■ **Short task**:
Reproduce the listing below verbatim.
#### Data records
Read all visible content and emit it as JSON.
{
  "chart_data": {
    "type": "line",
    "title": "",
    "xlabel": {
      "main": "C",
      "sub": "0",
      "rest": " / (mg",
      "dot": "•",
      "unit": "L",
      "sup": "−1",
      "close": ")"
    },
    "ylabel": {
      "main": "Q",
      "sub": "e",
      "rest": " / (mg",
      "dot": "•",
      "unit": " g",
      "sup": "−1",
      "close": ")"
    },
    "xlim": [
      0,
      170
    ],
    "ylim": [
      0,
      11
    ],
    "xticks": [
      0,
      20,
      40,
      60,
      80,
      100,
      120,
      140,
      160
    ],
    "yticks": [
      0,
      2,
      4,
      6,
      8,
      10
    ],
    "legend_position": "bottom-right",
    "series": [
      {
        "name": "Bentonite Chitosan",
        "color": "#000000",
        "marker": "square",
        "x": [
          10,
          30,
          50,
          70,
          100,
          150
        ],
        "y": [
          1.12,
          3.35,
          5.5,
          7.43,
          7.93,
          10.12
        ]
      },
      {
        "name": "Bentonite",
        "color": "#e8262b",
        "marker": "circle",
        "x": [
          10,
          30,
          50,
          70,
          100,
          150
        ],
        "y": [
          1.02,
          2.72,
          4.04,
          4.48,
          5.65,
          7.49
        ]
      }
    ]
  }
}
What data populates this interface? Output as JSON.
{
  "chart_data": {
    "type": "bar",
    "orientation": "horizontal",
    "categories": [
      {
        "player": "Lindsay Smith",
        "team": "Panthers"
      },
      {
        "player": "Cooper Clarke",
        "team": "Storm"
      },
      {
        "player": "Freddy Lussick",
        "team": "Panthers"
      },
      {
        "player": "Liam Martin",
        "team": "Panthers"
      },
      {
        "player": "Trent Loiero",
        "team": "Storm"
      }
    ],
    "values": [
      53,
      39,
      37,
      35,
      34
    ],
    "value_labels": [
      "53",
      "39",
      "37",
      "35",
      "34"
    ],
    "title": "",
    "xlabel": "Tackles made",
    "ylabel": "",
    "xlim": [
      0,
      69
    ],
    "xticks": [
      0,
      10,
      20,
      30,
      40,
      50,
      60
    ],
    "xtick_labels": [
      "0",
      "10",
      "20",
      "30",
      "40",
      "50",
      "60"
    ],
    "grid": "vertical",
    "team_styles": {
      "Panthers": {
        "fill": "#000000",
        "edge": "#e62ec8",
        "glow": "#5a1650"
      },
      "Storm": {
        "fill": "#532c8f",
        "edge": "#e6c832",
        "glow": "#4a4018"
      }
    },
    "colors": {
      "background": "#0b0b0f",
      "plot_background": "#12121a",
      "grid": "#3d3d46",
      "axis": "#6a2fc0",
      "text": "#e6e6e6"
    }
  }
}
########
■ **The solution**:
Read all visible content and emit it as JSON.
{
  "chart_data": {
    "type": "line",
    "title": "",
    "xlabel": {
      "main": "C",
      "sub": "0",
      "rest": " / (mg",
      "dot": "•",
      "unit": "L",
      "sup": "−1",
      "close": ")"
    },
    "ylabel": {
      "main": "Q",
      "sub": "e",
      "rest": " / (mg",
      "dot": "•",
      "unit": " g",
      "sup": "−1",
      "close": ")"
    },
    "xlim": [
      0,
      170
    ],
    "ylim": [
      0,
      11
    ],
    "xticks": [
      0,
      20,
      40,
      60,
      80,
      100,
      120,
      140,
      160
    ],
    "yticks": [
      0,
      2,
      4,
      6,
      8,
      10
    ],
    "legend_position": "bottom-right",
    "series": [
      {
        "name": "Bentonite Chitosan",
        "color": "#000000",
        "marker": "square",
        "x": [
          10,
          30,
          50,
          70,
          100,
          150
        ],
        "y": [
          1.12,
          3.35,
          5.5,
          7.43,
          7.93,
          10.12
        ]
      },
      {
        "name": "Bentonite",
        "color": "#e8262b",
        "marker": "circle",
        "x": [
          10,
          30,
          50,
          70,
          100,
          150
        ],
        "y": [
          1.02,
          2.72,
          4.04,
          4.48,
          5.65,
          7.49
        ]
      }
    ]
  }
}
What data populates this interface? Output as JSON.
{
  "chart_data": {
    "type": "bar",
    "orientation": "horizontal",
    "categories": [
      {
        "player": "Lindsay Smith",
        "team": "Panthers"
      },
      {
        "player": "Cooper Clarke",
        "team": "Storm"
      },
      {
        "player": "Freddy Lussick",
        "team": "Panthers"
      },
      {
        "player": "Liam Martin",
        "team": "Panthers"
      },
      {
        "player": "Trent Loiero",
        "team": "Storm"
      }
    ],
    "values": [
      53,
      39,
      37,
      35,
      34
    ],
    "value_labels": [
      "53",
      "39",
      "37",
      "35",
      "34"
    ],
    "title": "",
    "xlabel": "Tackles made",
    "ylabel": "",
    "xlim": [
      0,
      69
    ],
    "xticks": [
      0,
      10,
      20,
      30,
      40,
      50,
      60
    ],
    "xtick_labels": [
      "0",
      "10",
      "20",
      "30",
      "40",
      "50",
      "60"
    ],
    "grid": "vertical",
    "team_styles": {
      "Panthers": {
        "fill": "#000000",
        "edge": "#e62ec8",
        "glow": "#5a1650"
      },
      "Storm": {
        "fill": "#532c8f",
        "edge": "#e6c832",
        "glow": "#4a4018"
      }
    },
    "colors": {
      "background": "#0b0b0f",
      "plot_background": "#12121a",
      "grid": "#3d3d46",
      "axis": "#6a2fc0",
      "text": "#e6e6e6"
    }
  }
}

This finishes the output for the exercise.